### Stated exercise
In the material below, find all lines with the string "Airport" and copy them.
** BEGIN Records to process **
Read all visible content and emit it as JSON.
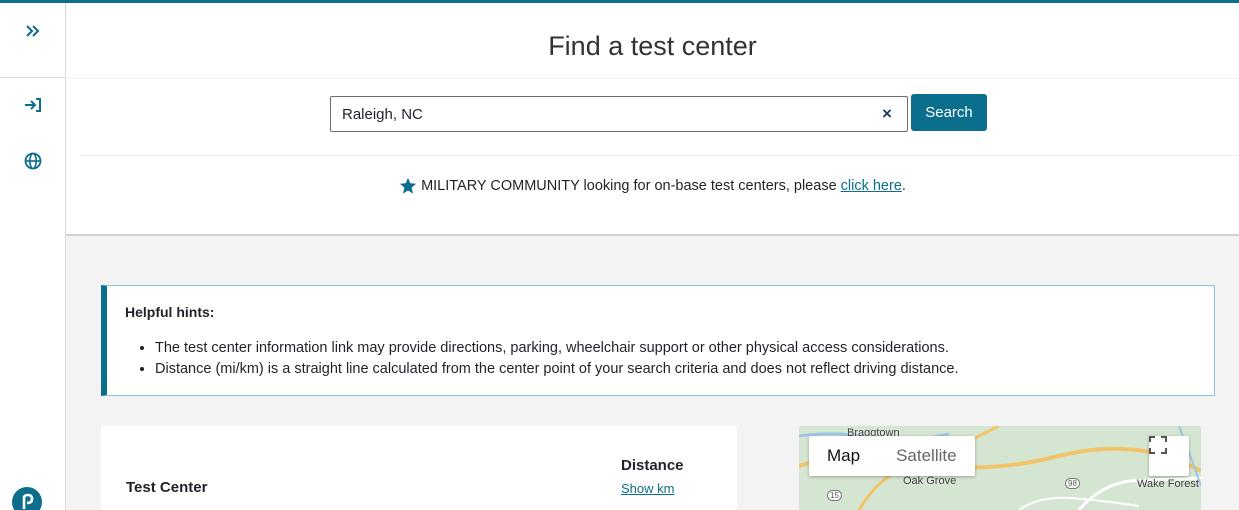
{
  "page": {
    "title": "Find a test center"
  },
  "search": {
    "value": "Raleigh, NC",
    "clear_symbol": "×",
    "button_label": "Search"
  },
  "military": {
    "text": "MILITARY COMMUNITY looking for on-base test centers, please",
    "link_text": "click here",
    "suffix": "."
  },
  "hints": {
    "title": "Helpful hints:",
    "items": [
      "The test center information link may provide directions, parking, wheelchair support or other physical access considerations.",
      "Distance (mi/km) is a straight line calculated from the center point of your search criteria and does not reflect driving distance."
    ]
  },
  "results": {
    "col_center": "Test Center",
    "col_distance": "Distance",
    "units_toggle": "Show km"
  },
  "map": {
    "tab_map": "Map",
    "tab_satellite": "Satellite",
    "places": [
      "Bragqtown",
      "Oak Grove",
      "Wake Forest"
    ],
    "routes": [
      "15",
      "98"
    ]
  },
  "icons": {
    "expand": "double-chevron-right-icon",
    "sign_in": "sign-in-icon",
    "language": "globe-icon",
    "brand": "pearson-logo-icon",
    "star": "star-icon",
    "fullscreen": "fullscreen-icon"
  },
  "colors": {
    "accent": "#0b6e8c",
    "text": "#1f2329",
    "content_bg": "#f3f3f4"
  }
}
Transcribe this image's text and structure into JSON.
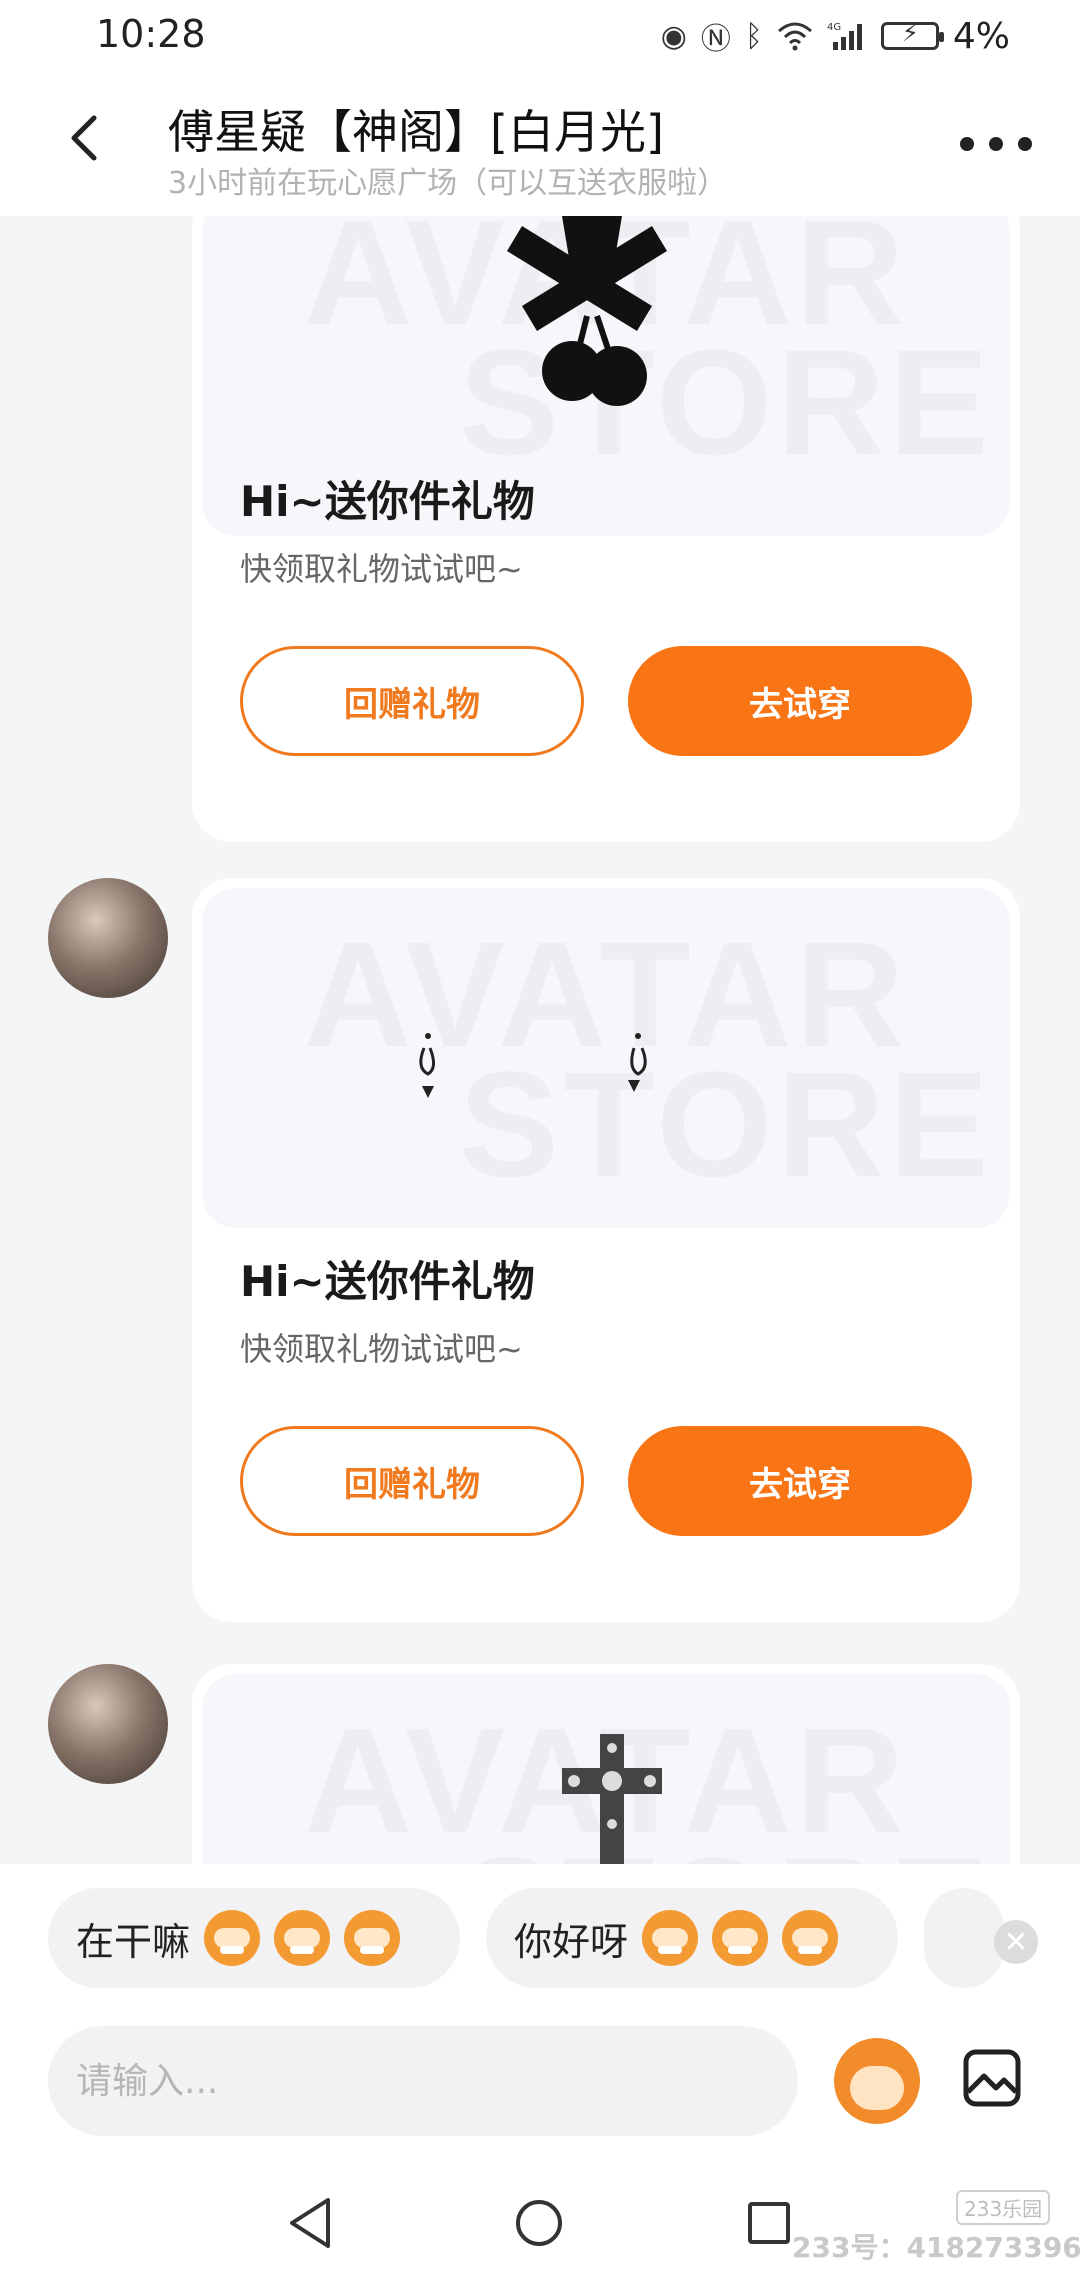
{
  "status_bar": {
    "time": "10:28",
    "battery_percent": "4%",
    "network": "4G"
  },
  "header": {
    "title": "傅星疑【神阁】[白月光]",
    "subtitle": "3小时前在玩心愿广场（可以互送衣服啦）"
  },
  "messages": [
    {
      "title": "Hi~送你件礼物",
      "subtitle": "快领取礼物试试吧~",
      "return_button": "回赠礼物",
      "try_button": "去试穿",
      "watermark": [
        "AVATAR",
        "STORE"
      ],
      "item": "cherry-hair-clip"
    },
    {
      "title": "Hi~送你件礼物",
      "subtitle": "快领取礼物试试吧~",
      "return_button": "回赠礼物",
      "try_button": "去试穿",
      "watermark": [
        "AVATAR",
        "STORE"
      ],
      "item": "earrings"
    },
    {
      "watermark": [
        "AVATAR",
        "STORE"
      ],
      "item": "cross-pendant"
    }
  ],
  "quick_replies": [
    {
      "text": "在干嘛",
      "emoji_count": 3
    },
    {
      "text": "你好呀",
      "emoji_count": 3
    }
  ],
  "input": {
    "placeholder": "请输入..."
  },
  "watermark": {
    "logo": "233乐园",
    "text": "233号：418273396"
  },
  "colors": {
    "accent": "#f87414",
    "outline": "#f07a1d",
    "background": "#f4f5f7"
  }
}
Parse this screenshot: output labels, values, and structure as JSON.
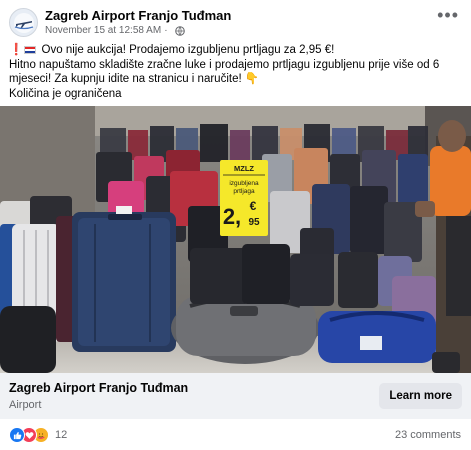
{
  "header": {
    "page_name": "Zagreb Airport Franjo Tuđman",
    "timestamp": "November 15 at 12:58 AM",
    "separator": "·",
    "more_label": "•••"
  },
  "post": {
    "line1_text": "Ovo nije aukcija! Prodajemo izgubljenu prtljagu za 2,95 €!",
    "line2_text": "Hitno napuštamo skladište zračne luke i prodajemo prtljagu izgubljenu prije više od 6 mjeseci! Za kupnju idite na stranicu i naručite!",
    "line2_emoji": "👇",
    "line3_text": "Količina je ograničena"
  },
  "photo": {
    "sign_brand": "MZLZ",
    "sign_line1": "izgubljena",
    "sign_line2": "prtljaga",
    "sign_price_main": "2,",
    "sign_currency": "€",
    "sign_price_cents": "95",
    "sign_color": "#f5e82a"
  },
  "link_card": {
    "title": "Zagreb Airport Franjo Tuđman",
    "subtitle": "Airport",
    "button_label": "Learn more"
  },
  "footer": {
    "reaction_count": "12",
    "comments_label": "23 comments",
    "reaction_icons": [
      "like-icon",
      "love-icon",
      "care-icon"
    ]
  },
  "colors": {
    "facebook_blue": "#1877f2",
    "love_red": "#f33e58",
    "care_yellow": "#f7b125",
    "muted_text": "#65676b",
    "card_bg": "#f0f2f5"
  }
}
** END Records to process **
### Exercise answer
    "page_name": "Zagreb Airport Franjo Tuđman",
    "title": "Zagreb Airport Franjo Tuđman",
    "subtitle": "Airport",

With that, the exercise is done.